TASK OBJECTIVE >>
Return all of the lines below exactly as they are.

Excerpts from a figure dataset
----
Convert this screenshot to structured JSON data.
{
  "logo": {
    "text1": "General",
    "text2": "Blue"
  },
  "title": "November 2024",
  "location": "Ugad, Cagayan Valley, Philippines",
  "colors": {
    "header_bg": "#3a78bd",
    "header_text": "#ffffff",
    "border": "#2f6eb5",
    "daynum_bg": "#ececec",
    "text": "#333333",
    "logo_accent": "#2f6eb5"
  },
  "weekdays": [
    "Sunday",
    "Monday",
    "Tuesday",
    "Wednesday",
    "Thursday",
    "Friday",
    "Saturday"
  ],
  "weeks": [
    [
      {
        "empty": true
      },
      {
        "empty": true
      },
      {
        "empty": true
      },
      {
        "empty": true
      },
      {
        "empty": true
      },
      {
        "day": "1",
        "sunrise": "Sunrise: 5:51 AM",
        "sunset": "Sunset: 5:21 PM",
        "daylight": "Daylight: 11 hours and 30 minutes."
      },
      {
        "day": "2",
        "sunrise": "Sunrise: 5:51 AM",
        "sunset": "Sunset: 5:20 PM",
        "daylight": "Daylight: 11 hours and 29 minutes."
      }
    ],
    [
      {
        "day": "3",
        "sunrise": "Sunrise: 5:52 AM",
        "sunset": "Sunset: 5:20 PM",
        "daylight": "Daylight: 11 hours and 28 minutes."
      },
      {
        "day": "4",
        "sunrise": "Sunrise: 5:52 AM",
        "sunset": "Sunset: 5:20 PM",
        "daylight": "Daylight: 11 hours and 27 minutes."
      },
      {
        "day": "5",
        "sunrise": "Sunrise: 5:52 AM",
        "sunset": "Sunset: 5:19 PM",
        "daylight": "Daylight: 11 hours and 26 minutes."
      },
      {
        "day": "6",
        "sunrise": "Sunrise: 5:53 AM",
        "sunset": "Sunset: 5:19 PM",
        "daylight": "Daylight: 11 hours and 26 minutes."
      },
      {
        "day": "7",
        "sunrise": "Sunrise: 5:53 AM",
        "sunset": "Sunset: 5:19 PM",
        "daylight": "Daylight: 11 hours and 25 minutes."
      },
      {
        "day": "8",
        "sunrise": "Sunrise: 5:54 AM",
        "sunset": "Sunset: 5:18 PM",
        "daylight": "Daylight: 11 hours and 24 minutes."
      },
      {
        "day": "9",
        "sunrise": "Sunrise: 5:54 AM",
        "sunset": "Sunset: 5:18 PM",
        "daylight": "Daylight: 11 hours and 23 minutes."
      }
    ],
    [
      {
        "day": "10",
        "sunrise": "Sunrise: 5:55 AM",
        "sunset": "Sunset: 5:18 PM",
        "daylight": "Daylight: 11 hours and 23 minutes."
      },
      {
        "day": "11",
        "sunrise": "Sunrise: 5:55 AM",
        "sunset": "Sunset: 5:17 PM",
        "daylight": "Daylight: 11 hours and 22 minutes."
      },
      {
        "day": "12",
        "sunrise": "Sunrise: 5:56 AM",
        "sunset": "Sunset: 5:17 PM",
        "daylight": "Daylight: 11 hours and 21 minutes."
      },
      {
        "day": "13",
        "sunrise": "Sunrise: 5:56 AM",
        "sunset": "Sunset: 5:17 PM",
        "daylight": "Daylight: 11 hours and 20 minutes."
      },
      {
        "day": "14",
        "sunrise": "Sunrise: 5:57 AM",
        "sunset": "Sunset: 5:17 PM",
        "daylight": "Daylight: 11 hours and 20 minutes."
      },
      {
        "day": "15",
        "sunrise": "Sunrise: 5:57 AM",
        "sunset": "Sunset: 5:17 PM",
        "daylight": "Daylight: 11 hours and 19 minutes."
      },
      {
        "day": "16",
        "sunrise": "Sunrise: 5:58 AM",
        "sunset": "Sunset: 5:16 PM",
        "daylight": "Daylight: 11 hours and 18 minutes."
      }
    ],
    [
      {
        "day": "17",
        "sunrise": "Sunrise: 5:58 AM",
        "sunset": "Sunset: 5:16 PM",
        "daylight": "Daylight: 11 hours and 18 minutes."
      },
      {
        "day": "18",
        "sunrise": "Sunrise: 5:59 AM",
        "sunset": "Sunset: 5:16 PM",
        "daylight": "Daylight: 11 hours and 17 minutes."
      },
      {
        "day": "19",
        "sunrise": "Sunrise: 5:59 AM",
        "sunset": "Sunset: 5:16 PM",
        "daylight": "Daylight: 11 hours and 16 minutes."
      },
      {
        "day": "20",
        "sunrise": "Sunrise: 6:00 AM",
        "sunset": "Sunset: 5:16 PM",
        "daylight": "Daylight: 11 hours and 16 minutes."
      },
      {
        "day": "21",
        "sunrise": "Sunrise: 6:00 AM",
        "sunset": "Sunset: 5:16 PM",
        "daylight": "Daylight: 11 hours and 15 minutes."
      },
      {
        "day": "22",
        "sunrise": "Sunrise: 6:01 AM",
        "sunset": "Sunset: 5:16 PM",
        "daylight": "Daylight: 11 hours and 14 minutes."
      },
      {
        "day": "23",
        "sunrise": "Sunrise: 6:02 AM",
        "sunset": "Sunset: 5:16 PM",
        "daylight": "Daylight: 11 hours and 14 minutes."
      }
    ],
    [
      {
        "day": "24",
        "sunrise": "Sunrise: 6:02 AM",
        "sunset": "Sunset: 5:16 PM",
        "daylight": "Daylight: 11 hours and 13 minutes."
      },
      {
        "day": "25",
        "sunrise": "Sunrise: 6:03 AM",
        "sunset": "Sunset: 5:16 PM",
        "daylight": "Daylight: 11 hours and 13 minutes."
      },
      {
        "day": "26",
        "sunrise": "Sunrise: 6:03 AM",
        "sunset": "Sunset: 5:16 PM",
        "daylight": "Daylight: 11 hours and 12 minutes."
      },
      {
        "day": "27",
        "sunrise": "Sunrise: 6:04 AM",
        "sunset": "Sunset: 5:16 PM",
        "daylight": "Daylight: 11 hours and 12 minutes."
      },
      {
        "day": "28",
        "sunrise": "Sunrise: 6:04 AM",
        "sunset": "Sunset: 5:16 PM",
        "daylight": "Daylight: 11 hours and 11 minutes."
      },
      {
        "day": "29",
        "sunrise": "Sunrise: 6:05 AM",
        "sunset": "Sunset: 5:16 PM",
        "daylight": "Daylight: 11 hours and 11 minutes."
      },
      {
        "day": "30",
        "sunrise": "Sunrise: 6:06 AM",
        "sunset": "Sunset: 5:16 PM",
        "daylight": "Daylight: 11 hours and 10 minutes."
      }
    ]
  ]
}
----
EXERCISE RESPONSE >>
Convert this screenshot to structured JSON data.
{
  "logo": {
    "text1": "General",
    "text2": "Blue"
  },
  "title": "November 2024",
  "location": "Ugad, Cagayan Valley, Philippines",
  "colors": {
    "header_bg": "#3a78bd",
    "header_text": "#ffffff",
    "border": "#2f6eb5",
    "daynum_bg": "#ececec",
    "text": "#333333",
    "logo_accent": "#2f6eb5"
  },
  "weekdays": [
    "Sunday",
    "Monday",
    "Tuesday",
    "Wednesday",
    "Thursday",
    "Friday",
    "Saturday"
  ],
  "weeks": [
    [
      {
        "empty": true
      },
      {
        "empty": true
      },
      {
        "empty": true
      },
      {
        "empty": true
      },
      {
        "empty": true
      },
      {
        "day": "1",
        "sunrise": "Sunrise: 5:51 AM",
        "sunset": "Sunset: 5:21 PM",
        "daylight": "Daylight: 11 hours and 30 minutes."
      },
      {
        "day": "2",
        "sunrise": "Sunrise: 5:51 AM",
        "sunset": "Sunset: 5:20 PM",
        "daylight": "Daylight: 11 hours and 29 minutes."
      }
    ],
    [
      {
        "day": "3",
        "sunrise": "Sunrise: 5:52 AM",
        "sunset": "Sunset: 5:20 PM",
        "daylight": "Daylight: 11 hours and 28 minutes."
      },
      {
        "day": "4",
        "sunrise": "Sunrise: 5:52 AM",
        "sunset": "Sunset: 5:20 PM",
        "daylight": "Daylight: 11 hours and 27 minutes."
      },
      {
        "day": "5",
        "sunrise": "Sunrise: 5:52 AM",
        "sunset": "Sunset: 5:19 PM",
        "daylight": "Daylight: 11 hours and 26 minutes."
      },
      {
        "day": "6",
        "sunrise": "Sunrise: 5:53 AM",
        "sunset": "Sunset: 5:19 PM",
        "daylight": "Daylight: 11 hours and 26 minutes."
      },
      {
        "day": "7",
        "sunrise": "Sunrise: 5:53 AM",
        "sunset": "Sunset: 5:19 PM",
        "daylight": "Daylight: 11 hours and 25 minutes."
      },
      {
        "day": "8",
        "sunrise": "Sunrise: 5:54 AM",
        "sunset": "Sunset: 5:18 PM",
        "daylight": "Daylight: 11 hours and 24 minutes."
      },
      {
        "day": "9",
        "sunrise": "Sunrise: 5:54 AM",
        "sunset": "Sunset: 5:18 PM",
        "daylight": "Daylight: 11 hours and 23 minutes."
      }
    ],
    [
      {
        "day": "10",
        "sunrise": "Sunrise: 5:55 AM",
        "sunset": "Sunset: 5:18 PM",
        "daylight": "Daylight: 11 hours and 23 minutes."
      },
      {
        "day": "11",
        "sunrise": "Sunrise: 5:55 AM",
        "sunset": "Sunset: 5:17 PM",
        "daylight": "Daylight: 11 hours and 22 minutes."
      },
      {
        "day": "12",
        "sunrise": "Sunrise: 5:56 AM",
        "sunset": "Sunset: 5:17 PM",
        "daylight": "Daylight: 11 hours and 21 minutes."
      },
      {
        "day": "13",
        "sunrise": "Sunrise: 5:56 AM",
        "sunset": "Sunset: 5:17 PM",
        "daylight": "Daylight: 11 hours and 20 minutes."
      },
      {
        "day": "14",
        "sunrise": "Sunrise: 5:57 AM",
        "sunset": "Sunset: 5:17 PM",
        "daylight": "Daylight: 11 hours and 20 minutes."
      },
      {
        "day": "15",
        "sunrise": "Sunrise: 5:57 AM",
        "sunset": "Sunset: 5:17 PM",
        "daylight": "Daylight: 11 hours and 19 minutes."
      },
      {
        "day": "16",
        "sunrise": "Sunrise: 5:58 AM",
        "sunset": "Sunset: 5:16 PM",
        "daylight": "Daylight: 11 hours and 18 minutes."
      }
    ],
    [
      {
        "day": "17",
        "sunrise": "Sunrise: 5:58 AM",
        "sunset": "Sunset: 5:16 PM",
        "daylight": "Daylight: 11 hours and 18 minutes."
      },
      {
        "day": "18",
        "sunrise": "Sunrise: 5:59 AM",
        "sunset": "Sunset: 5:16 PM",
        "daylight": "Daylight: 11 hours and 17 minutes."
      },
      {
        "day": "19",
        "sunrise": "Sunrise: 5:59 AM",
        "sunset": "Sunset: 5:16 PM",
        "daylight": "Daylight: 11 hours and 16 minutes."
      },
      {
        "day": "20",
        "sunrise": "Sunrise: 6:00 AM",
        "sunset": "Sunset: 5:16 PM",
        "daylight": "Daylight: 11 hours and 16 minutes."
      },
      {
        "day": "21",
        "sunrise": "Sunrise: 6:00 AM",
        "sunset": "Sunset: 5:16 PM",
        "daylight": "Daylight: 11 hours and 15 minutes."
      },
      {
        "day": "22",
        "sunrise": "Sunrise: 6:01 AM",
        "sunset": "Sunset: 5:16 PM",
        "daylight": "Daylight: 11 hours and 14 minutes."
      },
      {
        "day": "23",
        "sunrise": "Sunrise: 6:02 AM",
        "sunset": "Sunset: 5:16 PM",
        "daylight": "Daylight: 11 hours and 14 minutes."
      }
    ],
    [
      {
        "day": "24",
        "sunrise": "Sunrise: 6:02 AM",
        "sunset": "Sunset: 5:16 PM",
        "daylight": "Daylight: 11 hours and 13 minutes."
      },
      {
        "day": "25",
        "sunrise": "Sunrise: 6:03 AM",
        "sunset": "Sunset: 5:16 PM",
        "daylight": "Daylight: 11 hours and 13 minutes."
      },
      {
        "day": "26",
        "sunrise": "Sunrise: 6:03 AM",
        "sunset": "Sunset: 5:16 PM",
        "daylight": "Daylight: 11 hours and 12 minutes."
      },
      {
        "day": "27",
        "sunrise": "Sunrise: 6:04 AM",
        "sunset": "Sunset: 5:16 PM",
        "daylight": "Daylight: 11 hours and 12 minutes."
      },
      {
        "day": "28",
        "sunrise": "Sunrise: 6:04 AM",
        "sunset": "Sunset: 5:16 PM",
        "daylight": "Daylight: 11 hours and 11 minutes."
      },
      {
        "day": "29",
        "sunrise": "Sunrise: 6:05 AM",
        "sunset": "Sunset: 5:16 PM",
        "daylight": "Daylight: 11 hours and 11 minutes."
      },
      {
        "day": "30",
        "sunrise": "Sunrise: 6:06 AM",
        "sunset": "Sunset: 5:16 PM",
        "daylight": "Daylight: 11 hours and 10 minutes."
      }
    ]
  ]
}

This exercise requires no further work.